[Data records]
+ + + +

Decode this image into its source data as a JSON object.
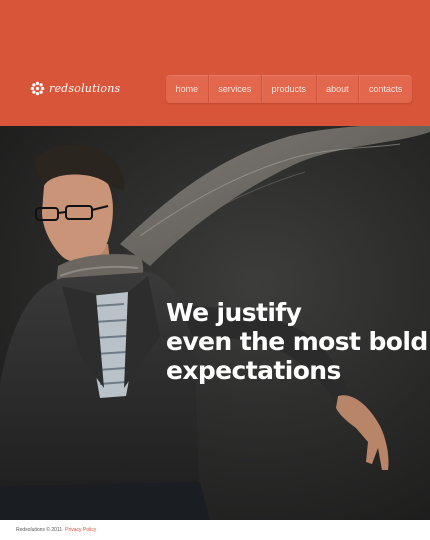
{
  "header": {
    "logo_text": "redsolutions",
    "nav": [
      {
        "label": "home"
      },
      {
        "label": "services"
      },
      {
        "label": "products"
      },
      {
        "label": "about"
      },
      {
        "label": "contacts"
      }
    ]
  },
  "hero": {
    "heading_lines": [
      "We justify",
      "even the most bold",
      "expectations"
    ]
  },
  "footer": {
    "copyright": "Redsolutions © 2011",
    "privacy_link": "Privacy Policy"
  },
  "colors": {
    "accent": "#d9553a",
    "nav_background": "#e2674c",
    "hero_background": "#2a2a29",
    "heading_text": "#ffffff"
  },
  "icons": {
    "logo": "flower-icon"
  }
}
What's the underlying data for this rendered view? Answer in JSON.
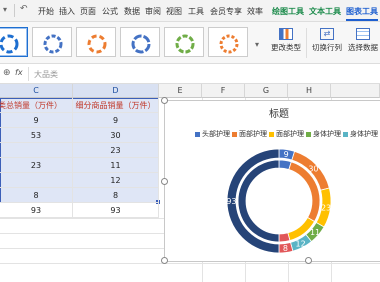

+ + + +

Each record above is to be restated exactly, with its pictures removed from the copy.

Decode this image into its source data as a JSON object.
{
  "header": {
    "logo_text": "redsolutions",
    "nav": [
      {
        "label": "home"
      },
      {
        "label": "services"
      },
      {
        "label": "products"
      },
      {
        "label": "about"
      },
      {
        "label": "contacts"
      }
    ]
  },
  "hero": {
    "heading_lines": [
      "We justify",
      "even the most bold",
      "expectations"
    ]
  },
  "footer": {
    "copyright": "Redsolutions © 2011",
    "privacy_link": "Privacy Policy"
  },
  "colors": {
    "accent": "#d9553a",
    "nav_background": "#e2674c",
    "hero_background": "#2a2a29",
    "heading_text": "#ffffff"
  },
  "icons": {
    "logo": "flower-icon"
  }
}
What's the underlying data for this rendered view? Answer in JSON.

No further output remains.